— Begin —

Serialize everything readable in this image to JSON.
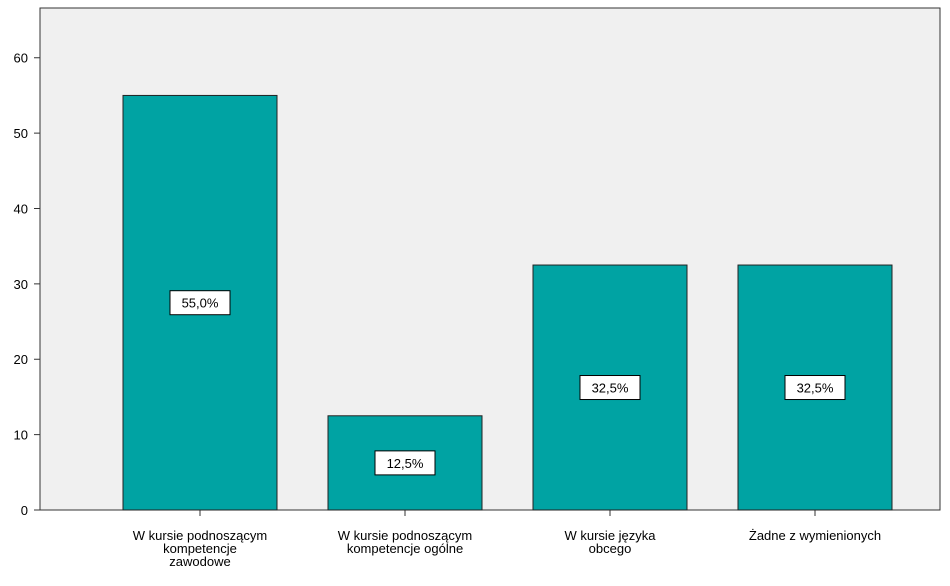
{
  "chart_data": {
    "type": "bar",
    "categories": [
      "W kursie podnoszącym\nkompetencje\nzawodowe",
      "W kursie podnoszącym\nkompetencje ogólne",
      "W kursie języka\nobcego",
      "Żadne z wymienionych"
    ],
    "values": [
      55.0,
      12.5,
      32.5,
      32.5
    ],
    "value_labels": [
      "55,0%",
      "12,5%",
      "32,5%",
      "32,5%"
    ],
    "color": "#00a3a3",
    "ylim": [
      0,
      66.6
    ],
    "yticks": [
      0,
      10,
      20,
      30,
      40,
      50,
      60
    ]
  }
}
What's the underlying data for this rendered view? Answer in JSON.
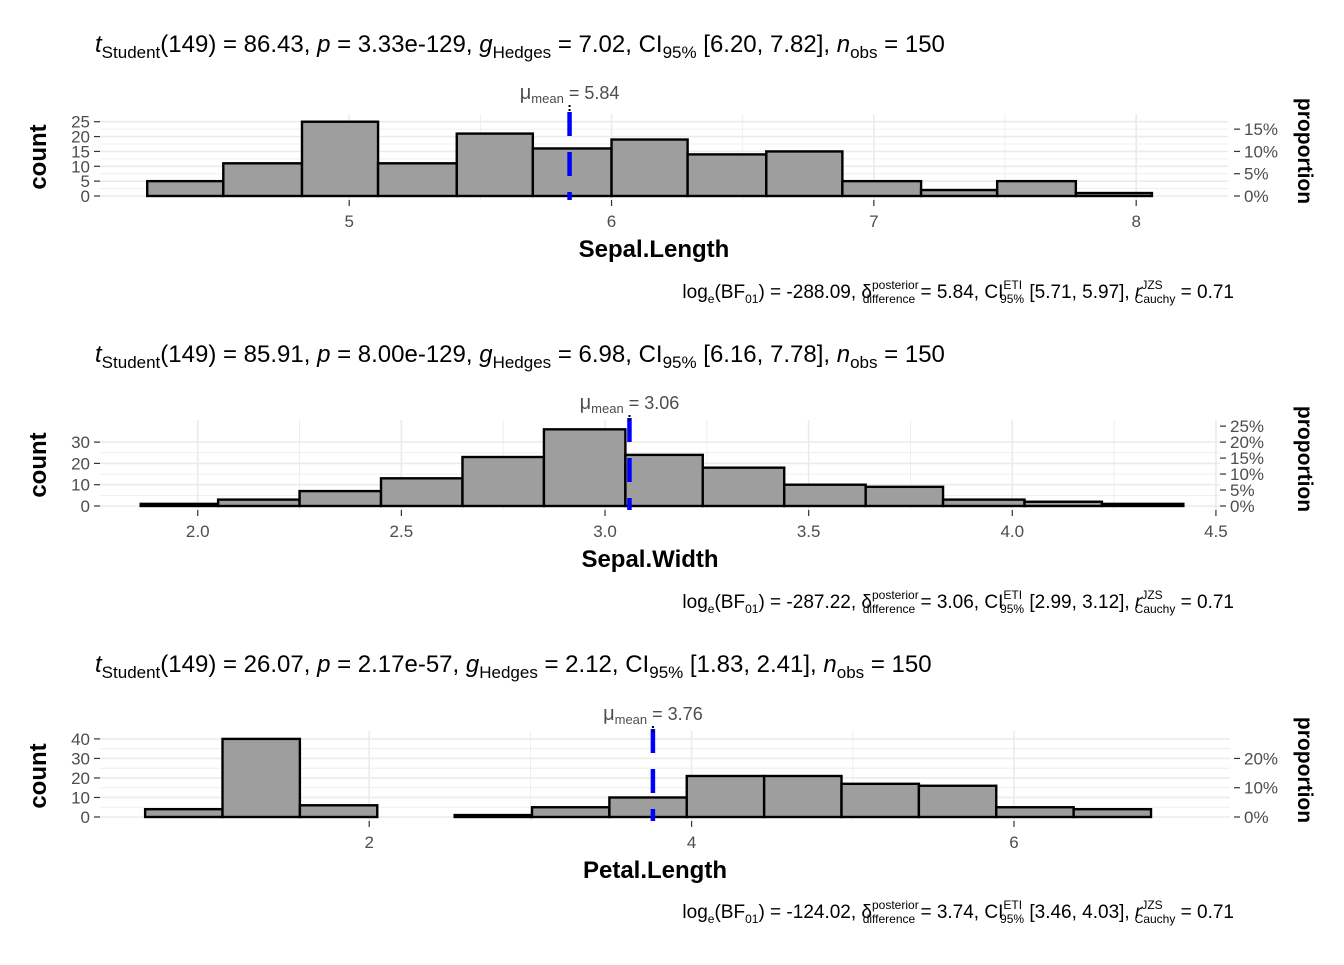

— End —

Your copy should match the entries exactly, minus the pictures.

Serialize everything readable in this image to JSON.
{
  "chart_data": {
    "type": "bar",
    "categories": [
      "W kursie podnoszącym\nkompetencje\nzawodowe",
      "W kursie podnoszącym\nkompetencje ogólne",
      "W kursie języka\nobcego",
      "Żadne z wymienionych"
    ],
    "values": [
      55.0,
      12.5,
      32.5,
      32.5
    ],
    "value_labels": [
      "55,0%",
      "12,5%",
      "32,5%",
      "32,5%"
    ],
    "color": "#00a3a3",
    "ylim": [
      0,
      66.6
    ],
    "yticks": [
      0,
      10,
      20,
      30,
      40,
      50,
      60
    ]
  }
}
What's the underlying data for this rendered view? Answer in JSON.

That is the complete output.